Exercise material

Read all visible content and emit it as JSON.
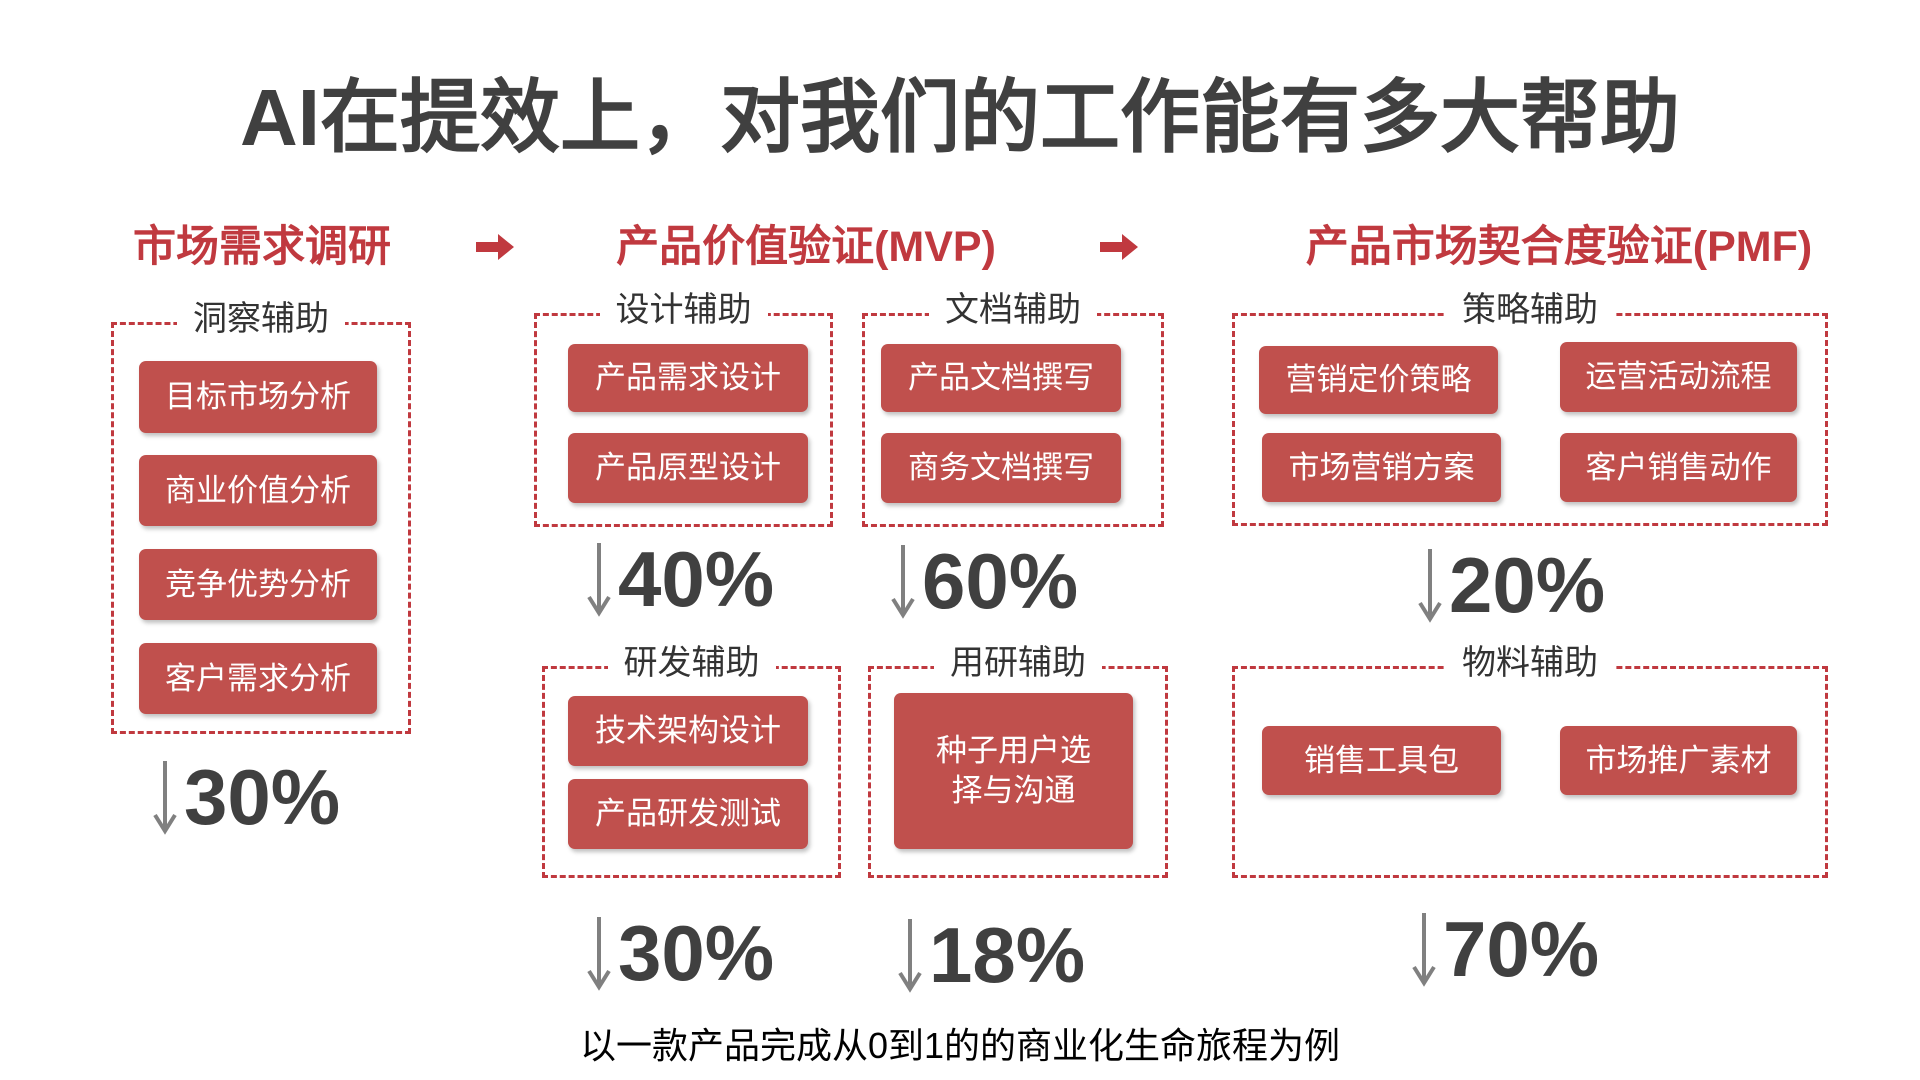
{
  "title": "AI在提效上，对我们的工作能有多大帮助",
  "stages": [
    {
      "label": "市场需求调研"
    },
    {
      "label": "产品价值验证(MVP)"
    },
    {
      "label": "产品市场契合度验证(PMF)"
    }
  ],
  "groups": [
    {
      "label": "洞察辅助",
      "items": [
        "目标市场分析",
        "商业价值分析",
        "竞争优势分析",
        "客户需求分析"
      ],
      "reduction": "30%"
    },
    {
      "label": "设计辅助",
      "items": [
        "产品需求设计",
        "产品原型设计"
      ],
      "reduction": "40%"
    },
    {
      "label": "文档辅助",
      "items": [
        "产品文档撰写",
        "商务文档撰写"
      ],
      "reduction": "60%"
    },
    {
      "label": "策略辅助",
      "items": [
        "营销定价策略",
        "运营活动流程",
        "市场营销方案",
        "客户销售动作"
      ],
      "reduction": "20%"
    },
    {
      "label": "研发辅助",
      "items": [
        "技术架构设计",
        "产品研发测试"
      ],
      "reduction": "30%"
    },
    {
      "label": "用研辅助",
      "items": [
        "种子用户选择与沟通"
      ],
      "reduction": "18%"
    },
    {
      "label": "物料辅助",
      "items": [
        "销售工具包",
        "市场推广素材"
      ],
      "reduction": "70%"
    }
  ],
  "footer": "以一款产品完成从0到1的的商业化生命旅程为例"
}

Exercise goal
Every line above should be returned word for word, with the pictures left behind.

Written response
Read all visible content and emit it as JSON.
{
  "title": "AI在提效上，对我们的工作能有多大帮助",
  "stages": [
    {
      "label": "市场需求调研"
    },
    {
      "label": "产品价值验证(MVP)"
    },
    {
      "label": "产品市场契合度验证(PMF)"
    }
  ],
  "groups": [
    {
      "label": "洞察辅助",
      "items": [
        "目标市场分析",
        "商业价值分析",
        "竞争优势分析",
        "客户需求分析"
      ],
      "reduction": "30%"
    },
    {
      "label": "设计辅助",
      "items": [
        "产品需求设计",
        "产品原型设计"
      ],
      "reduction": "40%"
    },
    {
      "label": "文档辅助",
      "items": [
        "产品文档撰写",
        "商务文档撰写"
      ],
      "reduction": "60%"
    },
    {
      "label": "策略辅助",
      "items": [
        "营销定价策略",
        "运营活动流程",
        "市场营销方案",
        "客户销售动作"
      ],
      "reduction": "20%"
    },
    {
      "label": "研发辅助",
      "items": [
        "技术架构设计",
        "产品研发测试"
      ],
      "reduction": "30%"
    },
    {
      "label": "用研辅助",
      "items": [
        "种子用户选择与沟通"
      ],
      "reduction": "18%"
    },
    {
      "label": "物料辅助",
      "items": [
        "销售工具包",
        "市场推广素材"
      ],
      "reduction": "70%"
    }
  ],
  "footer": "以一款产品完成从0到1的的商业化生命旅程为例"
}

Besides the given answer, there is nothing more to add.